┌────────
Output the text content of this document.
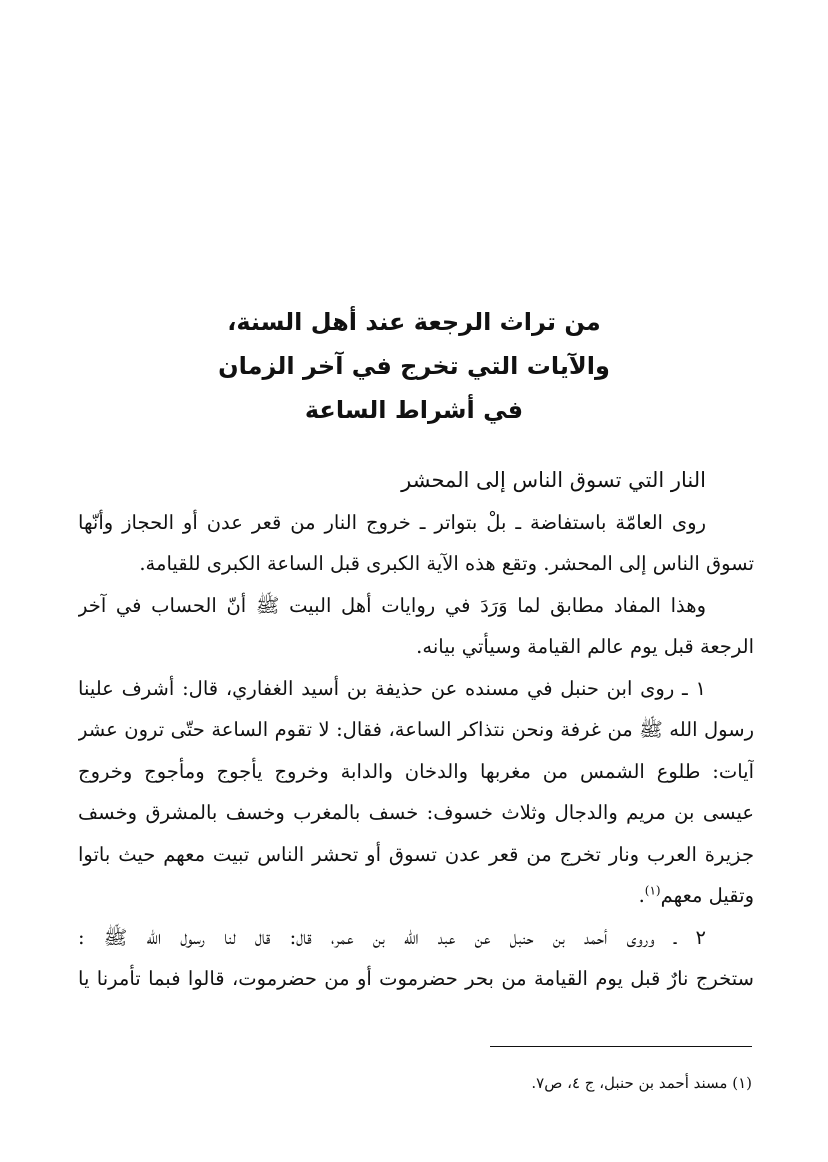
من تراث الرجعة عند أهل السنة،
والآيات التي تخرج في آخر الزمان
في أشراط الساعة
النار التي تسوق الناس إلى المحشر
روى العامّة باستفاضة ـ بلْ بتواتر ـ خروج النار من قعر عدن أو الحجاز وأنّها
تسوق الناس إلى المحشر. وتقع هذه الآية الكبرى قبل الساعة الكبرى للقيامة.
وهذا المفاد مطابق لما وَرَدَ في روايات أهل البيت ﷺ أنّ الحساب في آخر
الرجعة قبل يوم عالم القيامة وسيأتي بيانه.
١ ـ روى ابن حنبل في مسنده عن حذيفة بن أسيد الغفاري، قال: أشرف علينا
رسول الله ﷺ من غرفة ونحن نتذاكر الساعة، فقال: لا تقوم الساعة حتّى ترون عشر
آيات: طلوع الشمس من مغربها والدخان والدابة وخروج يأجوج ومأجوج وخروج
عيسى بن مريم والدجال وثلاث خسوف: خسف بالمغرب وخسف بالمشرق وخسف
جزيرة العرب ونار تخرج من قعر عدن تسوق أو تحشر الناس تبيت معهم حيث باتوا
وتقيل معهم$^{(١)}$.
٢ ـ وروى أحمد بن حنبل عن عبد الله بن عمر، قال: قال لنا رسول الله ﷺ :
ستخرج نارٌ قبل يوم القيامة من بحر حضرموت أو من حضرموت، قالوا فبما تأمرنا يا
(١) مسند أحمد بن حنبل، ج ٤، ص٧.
└────────
__Stated goal__:
Your task is to reproduce all of the material exactly. The pictures stay out.

__Correct result__:
Output the text content of this document.
من تراث الرجعة عند أهل السنة،
والآيات التي تخرج في آخر الزمان
في أشراط الساعة
النار التي تسوق الناس إلى المحشر
روى العامّة باستفاضة ـ بلْ بتواتر ـ خروج النار من قعر عدن أو الحجاز وأنّها
تسوق الناس إلى المحشر. وتقع هذه الآية الكبرى قبل الساعة الكبرى للقيامة.
وهذا المفاد مطابق لما وَرَدَ في روايات أهل البيت ﷺ أنّ الحساب في آخر
الرجعة قبل يوم عالم القيامة وسيأتي بيانه.
١ ـ روى ابن حنبل في مسنده عن حذيفة بن أسيد الغفاري، قال: أشرف علينا
رسول الله ﷺ من غرفة ونحن نتذاكر الساعة، فقال: لا تقوم الساعة حتّى ترون عشر
آيات: طلوع الشمس من مغربها والدخان والدابة وخروج يأجوج ومأجوج وخروج
عيسى بن مريم والدجال وثلاث خسوف: خسف بالمغرب وخسف بالمشرق وخسف
جزيرة العرب ونار تخرج من قعر عدن تسوق أو تحشر الناس تبيت معهم حيث باتوا
وتقيل معهم$^{(١)}$.
٢ ـ وروى أحمد بن حنبل عن عبد الله بن عمر، قال: قال لنا رسول الله ﷺ :
ستخرج نارٌ قبل يوم القيامة من بحر حضرموت أو من حضرموت، قالوا فبما تأمرنا يا
(١) مسند أحمد بن حنبل، ج ٤، ص٧.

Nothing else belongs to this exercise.